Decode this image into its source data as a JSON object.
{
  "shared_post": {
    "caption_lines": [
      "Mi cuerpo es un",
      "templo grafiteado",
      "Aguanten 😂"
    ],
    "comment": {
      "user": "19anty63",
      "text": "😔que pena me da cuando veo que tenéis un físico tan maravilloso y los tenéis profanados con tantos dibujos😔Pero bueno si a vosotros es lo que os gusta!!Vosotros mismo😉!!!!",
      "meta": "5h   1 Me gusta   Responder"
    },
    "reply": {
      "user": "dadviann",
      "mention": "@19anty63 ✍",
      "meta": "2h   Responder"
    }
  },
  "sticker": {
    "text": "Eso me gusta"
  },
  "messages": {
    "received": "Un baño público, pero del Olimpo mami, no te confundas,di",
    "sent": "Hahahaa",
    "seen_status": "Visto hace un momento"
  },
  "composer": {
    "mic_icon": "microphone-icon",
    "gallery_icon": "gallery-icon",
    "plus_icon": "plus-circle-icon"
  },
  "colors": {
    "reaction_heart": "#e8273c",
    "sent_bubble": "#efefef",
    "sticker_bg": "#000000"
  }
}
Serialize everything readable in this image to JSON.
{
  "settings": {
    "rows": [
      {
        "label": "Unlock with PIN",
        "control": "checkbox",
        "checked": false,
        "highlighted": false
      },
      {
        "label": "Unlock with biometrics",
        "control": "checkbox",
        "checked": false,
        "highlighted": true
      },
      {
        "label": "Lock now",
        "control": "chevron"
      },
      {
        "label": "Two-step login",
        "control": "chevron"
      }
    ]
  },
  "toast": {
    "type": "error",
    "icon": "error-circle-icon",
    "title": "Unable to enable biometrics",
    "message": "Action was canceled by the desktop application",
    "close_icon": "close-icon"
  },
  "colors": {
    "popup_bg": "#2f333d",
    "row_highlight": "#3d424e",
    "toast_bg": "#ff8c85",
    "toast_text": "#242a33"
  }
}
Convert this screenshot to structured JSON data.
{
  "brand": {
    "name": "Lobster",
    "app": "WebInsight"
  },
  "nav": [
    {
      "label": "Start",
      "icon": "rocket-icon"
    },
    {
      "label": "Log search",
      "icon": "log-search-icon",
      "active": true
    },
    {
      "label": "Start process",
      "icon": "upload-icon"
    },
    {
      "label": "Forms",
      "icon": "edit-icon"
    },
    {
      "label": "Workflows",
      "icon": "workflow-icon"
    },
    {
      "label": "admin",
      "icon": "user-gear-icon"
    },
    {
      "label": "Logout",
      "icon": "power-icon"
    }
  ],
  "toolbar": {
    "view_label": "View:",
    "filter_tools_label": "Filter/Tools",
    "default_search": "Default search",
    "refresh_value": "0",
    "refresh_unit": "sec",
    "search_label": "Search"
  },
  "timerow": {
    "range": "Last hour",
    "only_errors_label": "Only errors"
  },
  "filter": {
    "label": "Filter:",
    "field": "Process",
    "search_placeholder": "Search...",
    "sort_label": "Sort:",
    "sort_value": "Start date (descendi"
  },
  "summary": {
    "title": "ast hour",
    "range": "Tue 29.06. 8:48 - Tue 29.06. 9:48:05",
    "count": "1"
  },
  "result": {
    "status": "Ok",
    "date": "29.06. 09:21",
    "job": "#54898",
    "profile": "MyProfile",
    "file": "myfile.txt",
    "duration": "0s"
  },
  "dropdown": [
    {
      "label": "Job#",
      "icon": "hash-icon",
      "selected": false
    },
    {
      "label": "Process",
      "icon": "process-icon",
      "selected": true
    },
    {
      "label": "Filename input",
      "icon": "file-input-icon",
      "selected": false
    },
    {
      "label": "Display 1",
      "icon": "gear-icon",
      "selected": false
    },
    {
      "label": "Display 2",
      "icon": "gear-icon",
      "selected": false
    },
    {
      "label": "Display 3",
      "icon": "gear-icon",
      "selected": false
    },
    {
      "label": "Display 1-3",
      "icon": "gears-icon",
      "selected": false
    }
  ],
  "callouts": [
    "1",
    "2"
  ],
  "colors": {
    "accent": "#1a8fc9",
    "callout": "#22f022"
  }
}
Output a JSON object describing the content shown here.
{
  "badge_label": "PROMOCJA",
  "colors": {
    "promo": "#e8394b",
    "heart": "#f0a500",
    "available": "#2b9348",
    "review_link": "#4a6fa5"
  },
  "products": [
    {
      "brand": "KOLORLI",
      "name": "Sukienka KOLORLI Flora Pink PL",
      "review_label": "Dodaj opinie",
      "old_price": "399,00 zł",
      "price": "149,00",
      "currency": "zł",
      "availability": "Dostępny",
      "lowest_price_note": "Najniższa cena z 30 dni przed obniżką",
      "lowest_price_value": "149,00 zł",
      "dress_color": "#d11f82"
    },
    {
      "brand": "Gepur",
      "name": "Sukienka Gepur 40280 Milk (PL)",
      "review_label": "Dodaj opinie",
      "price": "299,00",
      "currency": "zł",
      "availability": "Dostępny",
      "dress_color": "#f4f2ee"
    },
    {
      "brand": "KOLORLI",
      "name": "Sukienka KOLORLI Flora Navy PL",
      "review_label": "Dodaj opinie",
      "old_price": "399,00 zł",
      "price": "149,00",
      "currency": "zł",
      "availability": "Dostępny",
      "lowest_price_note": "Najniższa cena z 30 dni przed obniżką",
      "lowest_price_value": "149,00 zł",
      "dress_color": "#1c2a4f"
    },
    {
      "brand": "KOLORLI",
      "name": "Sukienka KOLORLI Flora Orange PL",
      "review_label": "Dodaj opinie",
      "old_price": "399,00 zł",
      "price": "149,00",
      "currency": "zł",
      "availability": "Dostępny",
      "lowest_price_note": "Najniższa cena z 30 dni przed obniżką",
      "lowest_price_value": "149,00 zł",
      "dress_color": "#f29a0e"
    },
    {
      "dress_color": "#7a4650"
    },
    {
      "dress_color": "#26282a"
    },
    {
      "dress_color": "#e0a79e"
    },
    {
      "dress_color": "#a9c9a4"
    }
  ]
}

= = = = = = =

Please quote the data above in full, with no line missing.

- Exercise output
Decode this image into its source data as a JSON object.
{
  "shared_post": {
    "caption_lines": [
      "Mi cuerpo es un",
      "templo grafiteado",
      "Aguanten 😂"
    ],
    "comment": {
      "user": "19anty63",
      "text": "😔que pena me da cuando veo que tenéis un físico tan maravilloso y los tenéis profanados con tantos dibujos😔Pero bueno si a vosotros es lo que os gusta!!Vosotros mismo😉!!!!",
      "meta": "5h   1 Me gusta   Responder"
    },
    "reply": {
      "user": "dadviann",
      "mention": "@19anty63 ✍",
      "meta": "2h   Responder"
    }
  },
  "sticker": {
    "text": "Eso me gusta"
  },
  "messages": {
    "received": "Un baño público, pero del Olimpo mami, no te confundas,di",
    "sent": "Hahahaa",
    "seen_status": "Visto hace un momento"
  },
  "composer": {
    "mic_icon": "microphone-icon",
    "gallery_icon": "gallery-icon",
    "plus_icon": "plus-circle-icon"
  },
  "colors": {
    "reaction_heart": "#e8273c",
    "sent_bubble": "#efefef",
    "sticker_bg": "#000000"
  }
}
Serialize everything readable in this image to JSON.
{
  "settings": {
    "rows": [
      {
        "label": "Unlock with PIN",
        "control": "checkbox",
        "checked": false,
        "highlighted": false
      },
      {
        "label": "Unlock with biometrics",
        "control": "checkbox",
        "checked": false,
        "highlighted": true
      },
      {
        "label": "Lock now",
        "control": "chevron"
      },
      {
        "label": "Two-step login",
        "control": "chevron"
      }
    ]
  },
  "toast": {
    "type": "error",
    "icon": "error-circle-icon",
    "title": "Unable to enable biometrics",
    "message": "Action was canceled by the desktop application",
    "close_icon": "close-icon"
  },
  "colors": {
    "popup_bg": "#2f333d",
    "row_highlight": "#3d424e",
    "toast_bg": "#ff8c85",
    "toast_text": "#242a33"
  }
}
Convert this screenshot to structured JSON data.
{
  "brand": {
    "name": "Lobster",
    "app": "WebInsight"
  },
  "nav": [
    {
      "label": "Start",
      "icon": "rocket-icon"
    },
    {
      "label": "Log search",
      "icon": "log-search-icon",
      "active": true
    },
    {
      "label": "Start process",
      "icon": "upload-icon"
    },
    {
      "label": "Forms",
      "icon": "edit-icon"
    },
    {
      "label": "Workflows",
      "icon": "workflow-icon"
    },
    {
      "label": "admin",
      "icon": "user-gear-icon"
    },
    {
      "label": "Logout",
      "icon": "power-icon"
    }
  ],
  "toolbar": {
    "view_label": "View:",
    "filter_tools_label": "Filter/Tools",
    "default_search": "Default search",
    "refresh_value": "0",
    "refresh_unit": "sec",
    "search_label": "Search"
  },
  "timerow": {
    "range": "Last hour",
    "only_errors_label": "Only errors"
  },
  "filter": {
    "label": "Filter:",
    "field": "Process",
    "search_placeholder": "Search...",
    "sort_label": "Sort:",
    "sort_value": "Start date (descendi"
  },
  "summary": {
    "title": "ast hour",
    "range": "Tue 29.06. 8:48 - Tue 29.06. 9:48:05",
    "count": "1"
  },
  "result": {
    "status": "Ok",
    "date": "29.06. 09:21",
    "job": "#54898",
    "profile": "MyProfile",
    "file": "myfile.txt",
    "duration": "0s"
  },
  "dropdown": [
    {
      "label": "Job#",
      "icon": "hash-icon",
      "selected": false
    },
    {
      "label": "Process",
      "icon": "process-icon",
      "selected": true
    },
    {
      "label": "Filename input",
      "icon": "file-input-icon",
      "selected": false
    },
    {
      "label": "Display 1",
      "icon": "gear-icon",
      "selected": false
    },
    {
      "label": "Display 2",
      "icon": "gear-icon",
      "selected": false
    },
    {
      "label": "Display 3",
      "icon": "gear-icon",
      "selected": false
    },
    {
      "label": "Display 1-3",
      "icon": "gears-icon",
      "selected": false
    }
  ],
  "callouts": [
    "1",
    "2"
  ],
  "colors": {
    "accent": "#1a8fc9",
    "callout": "#22f022"
  }
}
Output a JSON object describing the content shown here.
{
  "badge_label": "PROMOCJA",
  "colors": {
    "promo": "#e8394b",
    "heart": "#f0a500",
    "available": "#2b9348",
    "review_link": "#4a6fa5"
  },
  "products": [
    {
      "brand": "KOLORLI",
      "name": "Sukienka KOLORLI Flora Pink PL",
      "review_label": "Dodaj opinie",
      "old_price": "399,00 zł",
      "price": "149,00",
      "currency": "zł",
      "availability": "Dostępny",
      "lowest_price_note": "Najniższa cena z 30 dni przed obniżką",
      "lowest_price_value": "149,00 zł",
      "dress_color": "#d11f82"
    },
    {
      "brand": "Gepur",
      "name": "Sukienka Gepur 40280 Milk (PL)",
      "review_label": "Dodaj opinie",
      "price": "299,00",
      "currency": "zł",
      "availability": "Dostępny",
      "dress_color": "#f4f2ee"
    },
    {
      "brand": "KOLORLI",
      "name": "Sukienka KOLORLI Flora Navy PL",
      "review_label": "Dodaj opinie",
      "old_price": "399,00 zł",
      "price": "149,00",
      "currency": "zł",
      "availability": "Dostępny",
      "lowest_price_note": "Najniższa cena z 30 dni przed obniżką",
      "lowest_price_value": "149,00 zł",
      "dress_color": "#1c2a4f"
    },
    {
      "brand": "KOLORLI",
      "name": "Sukienka KOLORLI Flora Orange PL",
      "review_label": "Dodaj opinie",
      "old_price": "399,00 zł",
      "price": "149,00",
      "currency": "zł",
      "availability": "Dostępny",
      "lowest_price_note": "Najniższa cena z 30 dni przed obniżką",
      "lowest_price_value": "149,00 zł",
      "dress_color": "#f29a0e"
    },
    {
      "dress_color": "#7a4650"
    },
    {
      "dress_color": "#26282a"
    },
    {
      "dress_color": "#e0a79e"
    },
    {
      "dress_color": "#a9c9a4"
    }
  ]
}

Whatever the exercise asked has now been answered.